Written task: Wherever the string "USDT" shows up in a line, count that line. Give the total alone.

Data shown:
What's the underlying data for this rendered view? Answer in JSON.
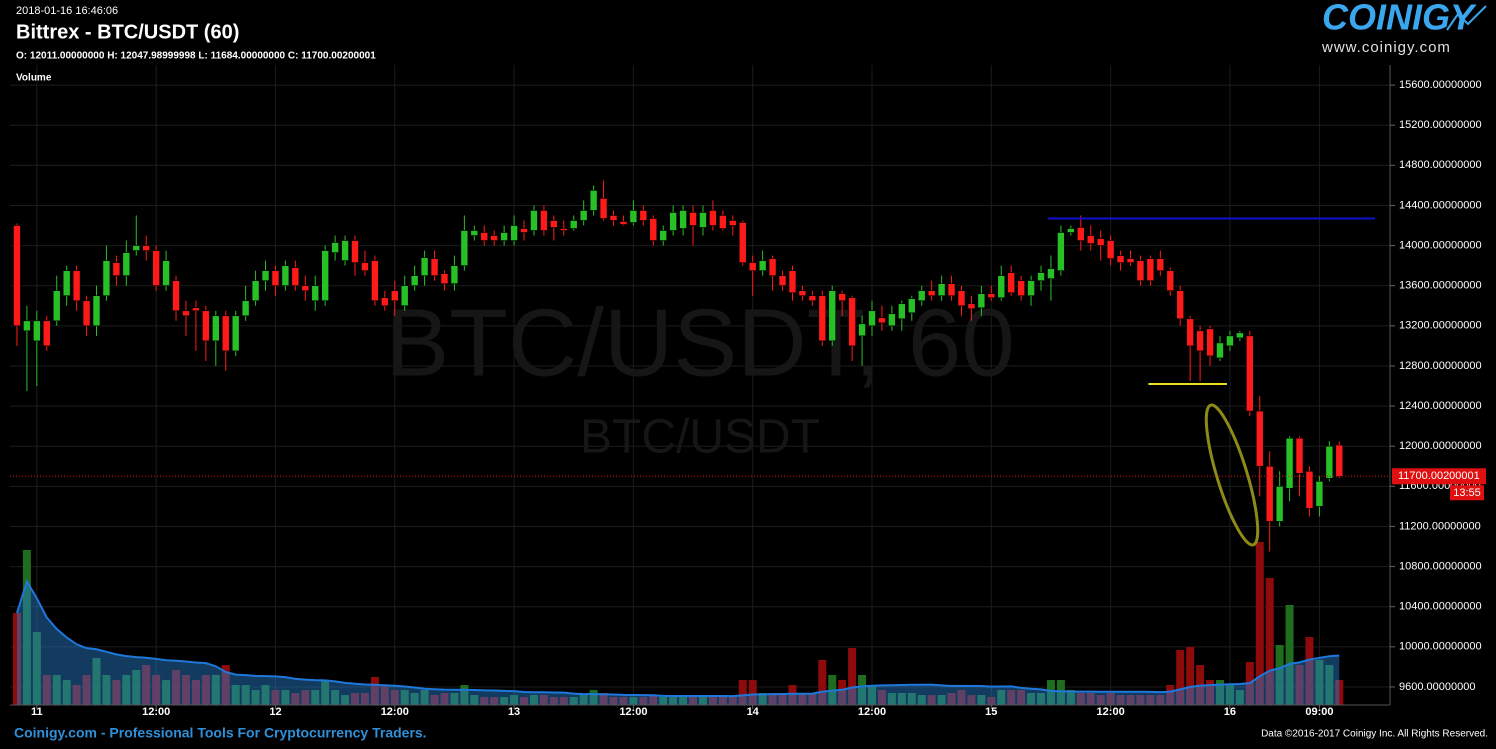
{
  "chart_data": {
    "type": "candlestick",
    "timestamp": "2018-01-16 16:46:06",
    "title": "Bittrex - BTC/USDT (60)",
    "ohlc_label": "O: 12011.00000000 H: 12047.98999998 L: 11684.00000000 C: 11700.00200001",
    "volume_label": "Volume",
    "watermark": "BTC/USDT, 60",
    "watermark_sub": "BTC/USDT",
    "logo": "COINIGY",
    "logo_url": "www.coinigy.com",
    "footer": "Coinigy.com - Professional Tools For Cryptocurrency Traders.",
    "copyright": "Data ©2016-2017 Coinigy Inc. All Rights Reserved.",
    "up_color": "#27c027",
    "down_color": "#ff1a1a",
    "volume_up_color": "#1f6e1f",
    "volume_down_color": "#8e0b0b",
    "grid": true,
    "x": [
      -2,
      -1,
      0,
      1,
      2,
      3,
      4,
      5,
      6,
      7,
      8,
      9,
      10,
      11,
      12,
      13,
      14,
      15,
      16,
      17,
      18,
      19,
      20,
      21,
      22,
      23,
      24,
      25,
      26,
      27,
      28,
      29,
      30,
      31,
      32,
      33,
      34,
      35,
      36,
      37,
      38,
      39,
      40,
      41,
      42,
      43,
      44,
      45,
      46,
      47,
      48,
      49,
      50,
      51,
      52,
      53,
      54,
      55,
      56,
      57,
      58,
      59,
      60,
      61,
      62,
      63,
      64,
      65,
      66,
      67,
      68,
      69,
      70,
      71,
      72,
      73,
      74,
      75,
      76,
      77,
      78,
      79,
      80,
      81,
      82,
      83,
      84,
      85,
      86,
      87,
      88,
      89,
      90,
      91,
      92,
      93,
      94,
      95,
      96,
      97,
      98,
      99,
      100,
      101,
      102,
      103,
      104,
      105,
      106,
      107,
      108,
      109,
      110,
      111,
      112,
      113,
      114,
      115,
      116,
      117,
      118,
      119,
      120,
      121,
      122,
      123,
      124,
      125,
      126,
      127,
      128,
      129,
      130,
      131
    ],
    "open": [
      14200,
      13150,
      13050,
      13250,
      13250,
      13500,
      13750,
      13450,
      13200,
      13500,
      13830,
      13700,
      13950,
      14000,
      13950,
      13600,
      13650,
      13350,
      13380,
      13350,
      13050,
      13300,
      12950,
      13300,
      13450,
      13650,
      13750,
      13600,
      13780,
      13600,
      13450,
      13450,
      13930,
      13850,
      14050,
      13830,
      13850,
      13480,
      13550,
      13400,
      13600,
      13700,
      13870,
      13720,
      13620,
      13800,
      14100,
      14130,
      14100,
      14050,
      14050,
      14170,
      14150,
      14350,
      14250,
      14170,
      14170,
      14250,
      14350,
      14470,
      14300,
      14240,
      14230,
      14350,
      14270,
      14050,
      14150,
      14170,
      14330,
      14180,
      14350,
      14300,
      14250,
      14230,
      13830,
      13750,
      13870,
      13700,
      13750,
      13550,
      13500,
      13500,
      13050,
      13520,
      13480,
      13100,
      13200,
      13280,
      13200,
      13270,
      13330,
      13450,
      13550,
      13500,
      13620,
      13550,
      13420,
      13380,
      13520,
      13480,
      13730,
      13650,
      13500,
      13650,
      13670,
      13750,
      14130,
      14180,
      14100,
      14070,
      14050,
      13900,
      13870,
      13850,
      13870,
      13870,
      13750,
      13550,
      13270,
      13150,
      13170,
      12880,
      13000,
      13080,
      13100,
      12350,
      11800,
      11250,
      11580,
      12080,
      11750,
      11400,
      11680,
      12011
    ],
    "high": [
      14220,
      13400,
      13350,
      13300,
      13700,
      13800,
      13800,
      13500,
      13600,
      14000,
      13900,
      14050,
      14300,
      14100,
      14000,
      13950,
      13700,
      13450,
      13450,
      13400,
      13350,
      13350,
      13350,
      13600,
      13750,
      13850,
      13800,
      13850,
      13850,
      13700,
      13700,
      14000,
      14100,
      14100,
      14100,
      13950,
      13900,
      13550,
      13650,
      13700,
      13800,
      13950,
      13950,
      13750,
      13900,
      14300,
      14200,
      14200,
      14150,
      14200,
      14300,
      14250,
      14400,
      14400,
      14300,
      14250,
      14300,
      14450,
      14600,
      14650,
      14350,
      14300,
      14450,
      14400,
      14300,
      14200,
      14400,
      14400,
      14400,
      14400,
      14450,
      14350,
      14300,
      14250,
      13900,
      13950,
      13900,
      13750,
      13800,
      13600,
      13550,
      13550,
      13600,
      13550,
      13500,
      13300,
      13450,
      13400,
      13400,
      13450,
      13500,
      13600,
      13650,
      13700,
      13700,
      13600,
      13500,
      13600,
      13600,
      13800,
      13800,
      13700,
      13700,
      13800,
      13900,
      14200,
      14200,
      14300,
      14200,
      14150,
      14100,
      13950,
      13950,
      13900,
      13900,
      13950,
      13780,
      13600,
      13300,
      13200,
      13200,
      13100,
      13150,
      13150,
      13150,
      12500,
      11950,
      11750,
      12100,
      12100,
      11800,
      11700,
      12050,
      12047.98999998
    ],
    "low": [
      13000,
      12550,
      12600,
      12950,
      13200,
      13400,
      13350,
      13100,
      13100,
      13450,
      13600,
      13600,
      13900,
      13850,
      13550,
      13550,
      13250,
      13100,
      12950,
      12850,
      12800,
      12750,
      12900,
      13250,
      13400,
      13550,
      13500,
      13550,
      13550,
      13450,
      13350,
      13400,
      13850,
      13800,
      13700,
      13700,
      13400,
      13350,
      13300,
      13350,
      13550,
      13600,
      13650,
      13550,
      13550,
      13750,
      14050,
      14000,
      14000,
      14000,
      14000,
      14050,
      14100,
      14100,
      14050,
      14100,
      14150,
      14200,
      14300,
      14250,
      14200,
      14200,
      14200,
      14200,
      14000,
      14000,
      14100,
      14100,
      14000,
      14100,
      14150,
      14150,
      14100,
      13800,
      13500,
      13700,
      13550,
      13550,
      13450,
      13450,
      13400,
      13000,
      13000,
      13300,
      12850,
      12800,
      13100,
      13150,
      13150,
      13150,
      13250,
      13400,
      13450,
      13450,
      13450,
      13300,
      13250,
      13300,
      13450,
      13450,
      13500,
      13450,
      13400,
      13550,
      13450,
      13700,
      14100,
      13950,
      13950,
      13850,
      13800,
      13750,
      13800,
      13600,
      13600,
      13700,
      13500,
      13200,
      12650,
      12650,
      12800,
      12850,
      12950,
      13050,
      12300,
      11500,
      10950,
      11200,
      11450,
      11500,
      11300,
      11300,
      11650,
      11684
    ],
    "close": [
      13200,
      13250,
      13250,
      13000,
      13550,
      13750,
      13450,
      13200,
      13500,
      13850,
      13700,
      13930,
      14000,
      13950,
      13600,
      13850,
      13350,
      13300,
      13350,
      13050,
      13300,
      12950,
      13300,
      13450,
      13650,
      13750,
      13600,
      13800,
      13600,
      13550,
      13600,
      13950,
      14030,
      14050,
      13830,
      13750,
      13450,
      13400,
      13450,
      13600,
      13700,
      13880,
      13700,
      13620,
      13800,
      14150,
      14150,
      14050,
      14050,
      14130,
      14200,
      14130,
      14350,
      14150,
      14180,
      14150,
      14250,
      14350,
      14550,
      14270,
      14250,
      14210,
      14350,
      14250,
      14050,
      14150,
      14330,
      14350,
      14200,
      14330,
      14200,
      14170,
      14200,
      13830,
      13750,
      13850,
      13700,
      13600,
      13530,
      13500,
      13450,
      13050,
      13550,
      13450,
      13000,
      13220,
      13350,
      13230,
      13320,
      13420,
      13470,
      13550,
      13500,
      13620,
      13500,
      13400,
      13370,
      13520,
      13480,
      13700,
      13530,
      13500,
      13650,
      13730,
      13770,
      14130,
      14170,
      14050,
      14020,
      14000,
      13870,
      13830,
      13830,
      13650,
      13650,
      13750,
      13550,
      13270,
      13000,
      12950,
      12900,
      13030,
      13100,
      13130,
      12350,
      11800,
      11250,
      11600,
      12080,
      11730,
      11380,
      11650,
      12000,
      11700.00200001
    ],
    "volume": [
      92,
      155,
      73,
      30,
      30,
      25,
      20,
      30,
      47,
      30,
      25,
      30,
      35,
      40,
      30,
      25,
      35,
      30,
      25,
      30,
      30,
      40,
      20,
      20,
      15,
      20,
      15,
      15,
      12,
      15,
      15,
      25,
      15,
      10,
      12,
      12,
      28,
      20,
      15,
      15,
      12,
      15,
      10,
      12,
      12,
      20,
      10,
      8,
      8,
      8,
      10,
      8,
      10,
      10,
      8,
      8,
      8,
      10,
      15,
      12,
      8,
      8,
      8,
      8,
      10,
      8,
      8,
      8,
      8,
      8,
      8,
      8,
      8,
      25,
      25,
      12,
      12,
      12,
      20,
      12,
      12,
      45,
      30,
      25,
      57,
      30,
      20,
      15,
      12,
      12,
      12,
      10,
      10,
      10,
      12,
      15,
      10,
      10,
      8,
      15,
      15,
      15,
      12,
      12,
      25,
      25,
      15,
      12,
      12,
      10,
      12,
      10,
      10,
      10,
      10,
      10,
      20,
      55,
      58,
      40,
      25,
      25,
      20,
      15,
      43,
      163,
      127,
      60,
      100,
      40,
      68,
      45,
      40,
      25
    ],
    "vlim": [
      0,
      200
    ],
    "xlim": [
      -2.7,
      136.1
    ],
    "xticks": [
      {
        "value": 0,
        "label": "11"
      },
      {
        "value": 12,
        "label": "12:00"
      },
      {
        "value": 24,
        "label": "12"
      },
      {
        "value": 36,
        "label": "12:00"
      },
      {
        "value": 48,
        "label": "13"
      },
      {
        "value": 60,
        "label": "12:00"
      },
      {
        "value": 72,
        "label": "14"
      },
      {
        "value": 84,
        "label": "12:00"
      },
      {
        "value": 96,
        "label": "15"
      },
      {
        "value": 108,
        "label": "12:00"
      },
      {
        "value": 120,
        "label": "16"
      },
      {
        "value": 129,
        "label": "09:00"
      }
    ],
    "ylim": [
      9420,
      15800
    ],
    "yticks": [
      {
        "value": 9600,
        "label": "9600.00000000"
      },
      {
        "value": 10000,
        "label": "10000.00000000"
      },
      {
        "value": 10400,
        "label": "10400.00000000"
      },
      {
        "value": 10800,
        "label": "10800.00000000"
      },
      {
        "value": 11200,
        "label": "11200.00000000"
      },
      {
        "value": 11600,
        "label": "11600.00000000"
      },
      {
        "value": 12000,
        "label": "12000.00000000"
      },
      {
        "value": 12400,
        "label": "12400.00000000"
      },
      {
        "value": 12800,
        "label": "12800.00000000"
      },
      {
        "value": 13200,
        "label": "13200.00000000"
      },
      {
        "value": 13600,
        "label": "13600.00000000"
      },
      {
        "value": 14000,
        "label": "14000.00000000"
      },
      {
        "value": 14400,
        "label": "14400.00000000"
      },
      {
        "value": 14800,
        "label": "14800.00000000"
      },
      {
        "value": 15200,
        "label": "15200.00000000"
      },
      {
        "value": 15600,
        "label": "15600.00000000"
      }
    ],
    "last_price": {
      "value": 11700.00200001,
      "label": "11700.00200001"
    },
    "countdown": "13:55",
    "levels": [
      {
        "value": 14270,
        "from": 101.7,
        "to": 134.6,
        "color": "#1010d0"
      },
      {
        "value": 12620,
        "from": 111.8,
        "to": 119.7,
        "color": "#e6e020"
      }
    ]
  }
}
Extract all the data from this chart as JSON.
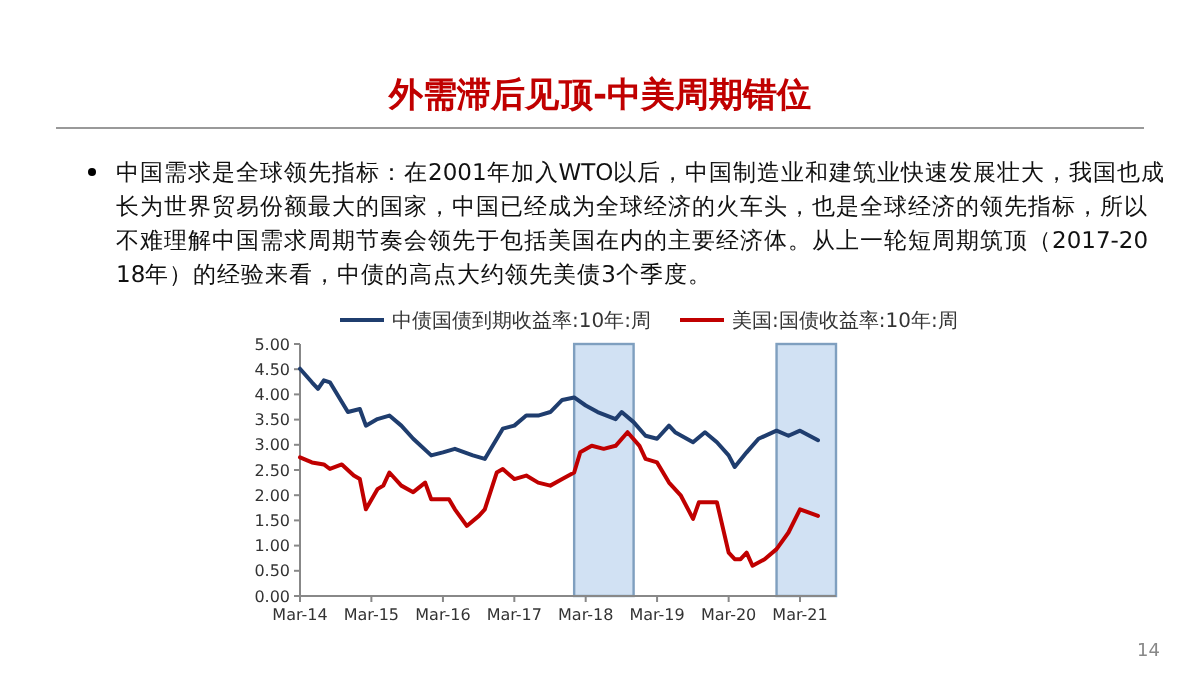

Finished task: 3